— start —

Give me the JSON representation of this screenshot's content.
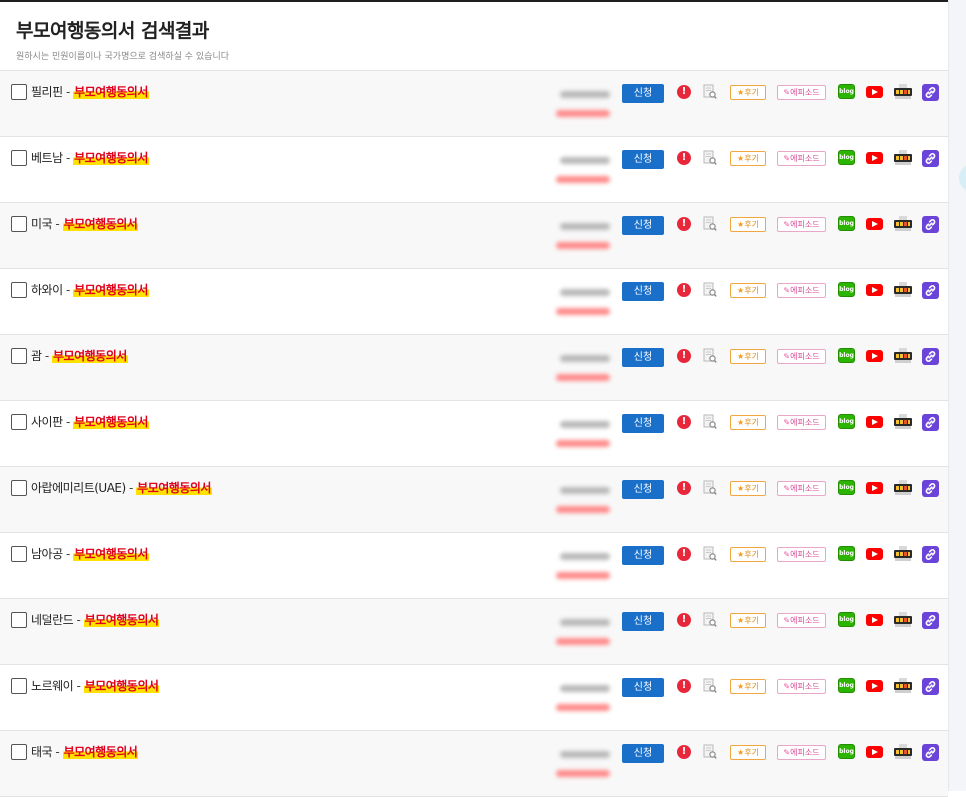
{
  "header": {
    "title": "부모여행동의서 검색결과",
    "subtitle": "원하시는 민원이름이나 국가명으로 검색하실 수 있습니다"
  },
  "labels": {
    "doc_suffix": "부모여행동의서",
    "separator": " - ",
    "apply": "신청",
    "alert": "!",
    "review": "후기",
    "episode": "에피소드",
    "blog": "blog"
  },
  "colors": {
    "apply_button": "#1a6fc9",
    "highlight_text": "#e0001b",
    "highlight_bg": "#ffe100",
    "alert": "#e8283a",
    "blog": "#2db400",
    "youtube": "#ff0000",
    "link": "#6a44d8"
  },
  "icons": {
    "alert": "exclamation-circle-icon",
    "preview": "document-search-icon",
    "blog": "naver-blog-icon",
    "youtube": "youtube-icon",
    "news": "news-icon",
    "link": "link-icon"
  },
  "rows": [
    {
      "country": "필리핀"
    },
    {
      "country": "베트남"
    },
    {
      "country": "미국"
    },
    {
      "country": "하와이"
    },
    {
      "country": "괌"
    },
    {
      "country": "사이판"
    },
    {
      "country": "아랍에미리트(UAE)"
    },
    {
      "country": "남아공"
    },
    {
      "country": "네덜란드"
    },
    {
      "country": "노르웨이"
    },
    {
      "country": "태국"
    }
  ]
}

— end —

**Exercise goal**
Report all lines of the data that include the word "alert".

**Response below**
    "alert": "!",
    "alert": "#e8283a",
    "alert": "exclamation-circle-icon",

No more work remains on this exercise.